(Dataset records)
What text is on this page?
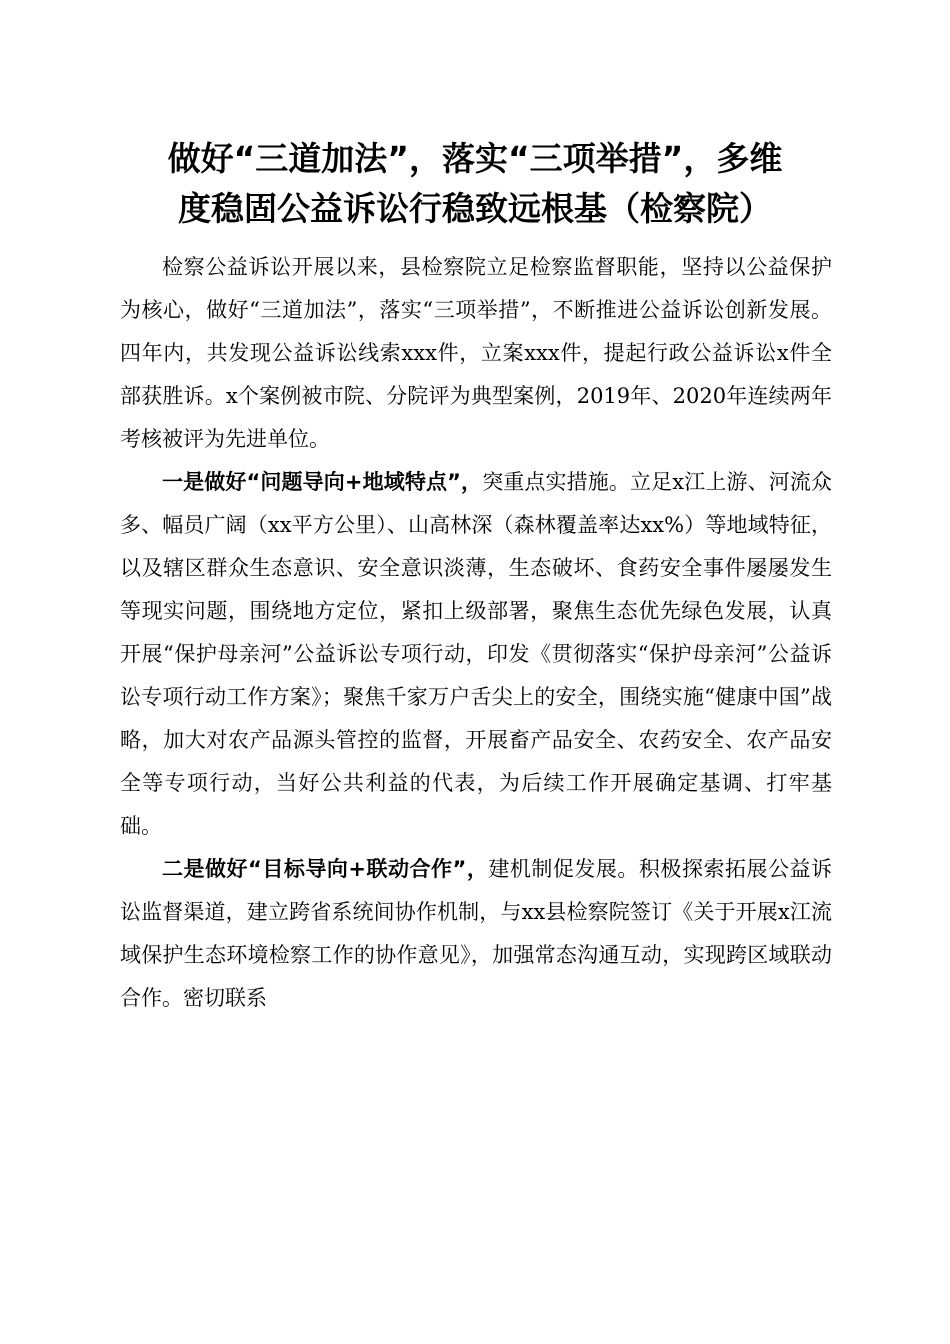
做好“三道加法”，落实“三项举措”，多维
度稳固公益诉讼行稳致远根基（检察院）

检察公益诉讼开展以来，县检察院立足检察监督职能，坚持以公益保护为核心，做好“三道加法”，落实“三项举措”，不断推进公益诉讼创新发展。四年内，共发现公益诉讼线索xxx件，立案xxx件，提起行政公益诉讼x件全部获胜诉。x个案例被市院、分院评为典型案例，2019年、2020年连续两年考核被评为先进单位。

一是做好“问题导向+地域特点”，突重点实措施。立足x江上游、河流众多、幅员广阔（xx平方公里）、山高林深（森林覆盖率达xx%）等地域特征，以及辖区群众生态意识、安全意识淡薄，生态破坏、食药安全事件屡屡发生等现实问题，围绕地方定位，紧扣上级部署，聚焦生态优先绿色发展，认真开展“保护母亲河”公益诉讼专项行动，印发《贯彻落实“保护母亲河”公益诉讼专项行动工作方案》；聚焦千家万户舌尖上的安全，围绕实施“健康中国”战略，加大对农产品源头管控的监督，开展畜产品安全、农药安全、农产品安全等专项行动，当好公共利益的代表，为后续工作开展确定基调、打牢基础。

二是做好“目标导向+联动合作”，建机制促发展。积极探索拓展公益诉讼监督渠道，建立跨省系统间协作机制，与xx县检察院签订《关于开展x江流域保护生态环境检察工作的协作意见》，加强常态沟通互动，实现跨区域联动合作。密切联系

**Goal:** Your task is to repeat the material above exactly, without its pictures.

**Exercise output:**
What text is on this page?
做好“三道加法”，落实“三项举措”，多维
度稳固公益诉讼行稳致远根基（检察院）

检察公益诉讼开展以来，县检察院立足检察监督职能，坚持以公益保护为核心，做好“三道加法”，落实“三项举措”，不断推进公益诉讼创新发展。四年内，共发现公益诉讼线索xxx件，立案xxx件，提起行政公益诉讼x件全部获胜诉。x个案例被市院、分院评为典型案例，2019年、2020年连续两年考核被评为先进单位。

一是做好“问题导向+地域特点”，突重点实措施。立足x江上游、河流众多、幅员广阔（xx平方公里）、山高林深（森林覆盖率达xx%）等地域特征，以及辖区群众生态意识、安全意识淡薄，生态破坏、食药安全事件屡屡发生等现实问题，围绕地方定位，紧扣上级部署，聚焦生态优先绿色发展，认真开展“保护母亲河”公益诉讼专项行动，印发《贯彻落实“保护母亲河”公益诉讼专项行动工作方案》；聚焦千家万户舌尖上的安全，围绕实施“健康中国”战略，加大对农产品源头管控的监督，开展畜产品安全、农药安全、农产品安全等专项行动，当好公共利益的代表，为后续工作开展确定基调、打牢基础。

二是做好“目标导向+联动合作”，建机制促发展。积极探索拓展公益诉讼监督渠道，建立跨省系统间协作机制，与xx县检察院签订《关于开展x江流域保护生态环境检察工作的协作意见》，加强常态沟通互动，实现跨区域联动合作。密切联系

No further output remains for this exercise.